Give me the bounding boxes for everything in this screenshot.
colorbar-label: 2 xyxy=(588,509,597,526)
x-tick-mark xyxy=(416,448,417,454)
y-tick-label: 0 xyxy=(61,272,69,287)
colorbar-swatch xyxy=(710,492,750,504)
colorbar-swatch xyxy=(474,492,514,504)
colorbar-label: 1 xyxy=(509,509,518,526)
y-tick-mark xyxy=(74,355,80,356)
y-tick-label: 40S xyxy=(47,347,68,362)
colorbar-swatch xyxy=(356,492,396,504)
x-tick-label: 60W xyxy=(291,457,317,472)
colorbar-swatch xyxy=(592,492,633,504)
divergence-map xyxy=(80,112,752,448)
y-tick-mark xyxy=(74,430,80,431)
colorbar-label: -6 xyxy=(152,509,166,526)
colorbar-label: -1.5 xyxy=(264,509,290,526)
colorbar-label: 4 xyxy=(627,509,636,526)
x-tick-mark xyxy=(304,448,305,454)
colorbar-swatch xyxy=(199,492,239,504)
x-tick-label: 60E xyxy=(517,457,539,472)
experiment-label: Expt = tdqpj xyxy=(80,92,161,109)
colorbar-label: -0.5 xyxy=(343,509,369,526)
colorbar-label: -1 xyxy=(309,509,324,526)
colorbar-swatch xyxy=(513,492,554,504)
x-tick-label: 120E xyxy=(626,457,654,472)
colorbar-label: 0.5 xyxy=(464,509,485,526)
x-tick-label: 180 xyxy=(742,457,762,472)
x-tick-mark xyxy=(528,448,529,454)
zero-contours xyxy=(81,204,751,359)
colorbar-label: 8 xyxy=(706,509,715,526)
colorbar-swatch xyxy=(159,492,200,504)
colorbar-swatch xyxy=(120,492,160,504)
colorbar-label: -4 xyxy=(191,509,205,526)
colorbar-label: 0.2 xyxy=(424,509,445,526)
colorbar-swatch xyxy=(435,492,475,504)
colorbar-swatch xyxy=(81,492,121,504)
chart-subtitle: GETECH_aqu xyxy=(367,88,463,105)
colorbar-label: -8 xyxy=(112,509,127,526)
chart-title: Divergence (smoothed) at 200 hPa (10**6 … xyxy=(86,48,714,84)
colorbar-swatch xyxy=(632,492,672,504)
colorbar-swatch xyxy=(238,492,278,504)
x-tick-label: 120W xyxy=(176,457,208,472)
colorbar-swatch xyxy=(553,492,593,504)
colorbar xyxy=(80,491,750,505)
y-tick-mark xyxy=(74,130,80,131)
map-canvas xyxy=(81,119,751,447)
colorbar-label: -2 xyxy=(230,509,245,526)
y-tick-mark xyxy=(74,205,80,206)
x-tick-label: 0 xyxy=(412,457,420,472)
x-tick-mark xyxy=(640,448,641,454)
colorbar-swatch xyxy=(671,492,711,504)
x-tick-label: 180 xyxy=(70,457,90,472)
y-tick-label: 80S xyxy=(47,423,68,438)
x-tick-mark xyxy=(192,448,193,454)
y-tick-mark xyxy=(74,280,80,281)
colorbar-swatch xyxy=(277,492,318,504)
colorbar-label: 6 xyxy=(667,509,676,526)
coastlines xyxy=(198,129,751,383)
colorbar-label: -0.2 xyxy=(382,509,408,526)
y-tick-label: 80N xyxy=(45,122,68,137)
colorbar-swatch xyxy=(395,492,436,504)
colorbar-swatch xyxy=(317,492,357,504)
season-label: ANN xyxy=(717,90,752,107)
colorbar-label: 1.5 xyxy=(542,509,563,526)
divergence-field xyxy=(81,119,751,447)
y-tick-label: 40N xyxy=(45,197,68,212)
_ _ _
* WRITTEN EXERCISE
Rewrite the entries above, substituting "legend-swatch" for every occurrence of "colorbar-swatch" and leaving everything else unchanged.

* RESULT
Give me the bounding boxes for everything in this screenshot.
colorbar-label: 2 xyxy=(588,509,597,526)
x-tick-mark xyxy=(416,448,417,454)
y-tick-label: 0 xyxy=(61,272,69,287)
legend-swatch xyxy=(710,492,750,504)
legend-swatch xyxy=(474,492,514,504)
colorbar-label: 1 xyxy=(509,509,518,526)
y-tick-mark xyxy=(74,355,80,356)
y-tick-label: 40S xyxy=(47,347,68,362)
legend-swatch xyxy=(356,492,396,504)
x-tick-label: 60W xyxy=(291,457,317,472)
legend-swatch xyxy=(592,492,633,504)
divergence-map xyxy=(80,112,752,448)
y-tick-mark xyxy=(74,430,80,431)
colorbar-label: -6 xyxy=(152,509,166,526)
colorbar-label: -1.5 xyxy=(264,509,290,526)
colorbar-label: 4 xyxy=(627,509,636,526)
x-tick-mark xyxy=(304,448,305,454)
legend-swatch xyxy=(199,492,239,504)
x-tick-label: 60E xyxy=(517,457,539,472)
experiment-label: Expt = tdqpj xyxy=(80,92,161,109)
colorbar-label: -0.5 xyxy=(343,509,369,526)
colorbar-label: -1 xyxy=(309,509,324,526)
legend-swatch xyxy=(513,492,554,504)
x-tick-label: 120E xyxy=(626,457,654,472)
colorbar-label: 0.5 xyxy=(464,509,485,526)
x-tick-label: 180 xyxy=(742,457,762,472)
x-tick-mark xyxy=(528,448,529,454)
zero-contours xyxy=(81,204,751,359)
colorbar-label: 8 xyxy=(706,509,715,526)
legend-swatch xyxy=(159,492,200,504)
legend-swatch xyxy=(120,492,160,504)
colorbar-label: -4 xyxy=(191,509,205,526)
colorbar-label: 0.2 xyxy=(424,509,445,526)
legend-swatch xyxy=(435,492,475,504)
legend-swatch xyxy=(81,492,121,504)
chart-subtitle: GETECH_aqu xyxy=(367,88,463,105)
colorbar-label: -8 xyxy=(112,509,127,526)
chart-title: Divergence (smoothed) at 200 hPa (10**6 … xyxy=(86,48,714,84)
legend-swatch xyxy=(632,492,672,504)
legend-swatch xyxy=(238,492,278,504)
x-tick-label: 120W xyxy=(176,457,208,472)
legend-swatch xyxy=(553,492,593,504)
colorbar xyxy=(80,491,750,505)
y-tick-mark xyxy=(74,130,80,131)
map-canvas xyxy=(81,119,751,447)
colorbar-label: -2 xyxy=(230,509,245,526)
y-tick-mark xyxy=(74,205,80,206)
x-tick-label: 0 xyxy=(412,457,420,472)
x-tick-mark xyxy=(640,448,641,454)
legend-swatch xyxy=(671,492,711,504)
x-tick-label: 180 xyxy=(70,457,90,472)
y-tick-label: 80S xyxy=(47,423,68,438)
x-tick-mark xyxy=(192,448,193,454)
y-tick-mark xyxy=(74,280,80,281)
legend-swatch xyxy=(277,492,318,504)
colorbar-label: 6 xyxy=(667,509,676,526)
coastlines xyxy=(198,129,751,383)
colorbar-label: -0.2 xyxy=(382,509,408,526)
y-tick-label: 80N xyxy=(45,122,68,137)
legend-swatch xyxy=(395,492,436,504)
legend-swatch xyxy=(317,492,357,504)
season-label: ANN xyxy=(717,90,752,107)
colorbar-label: 1.5 xyxy=(542,509,563,526)
divergence-field xyxy=(81,119,751,447)
y-tick-label: 40N xyxy=(45,197,68,212)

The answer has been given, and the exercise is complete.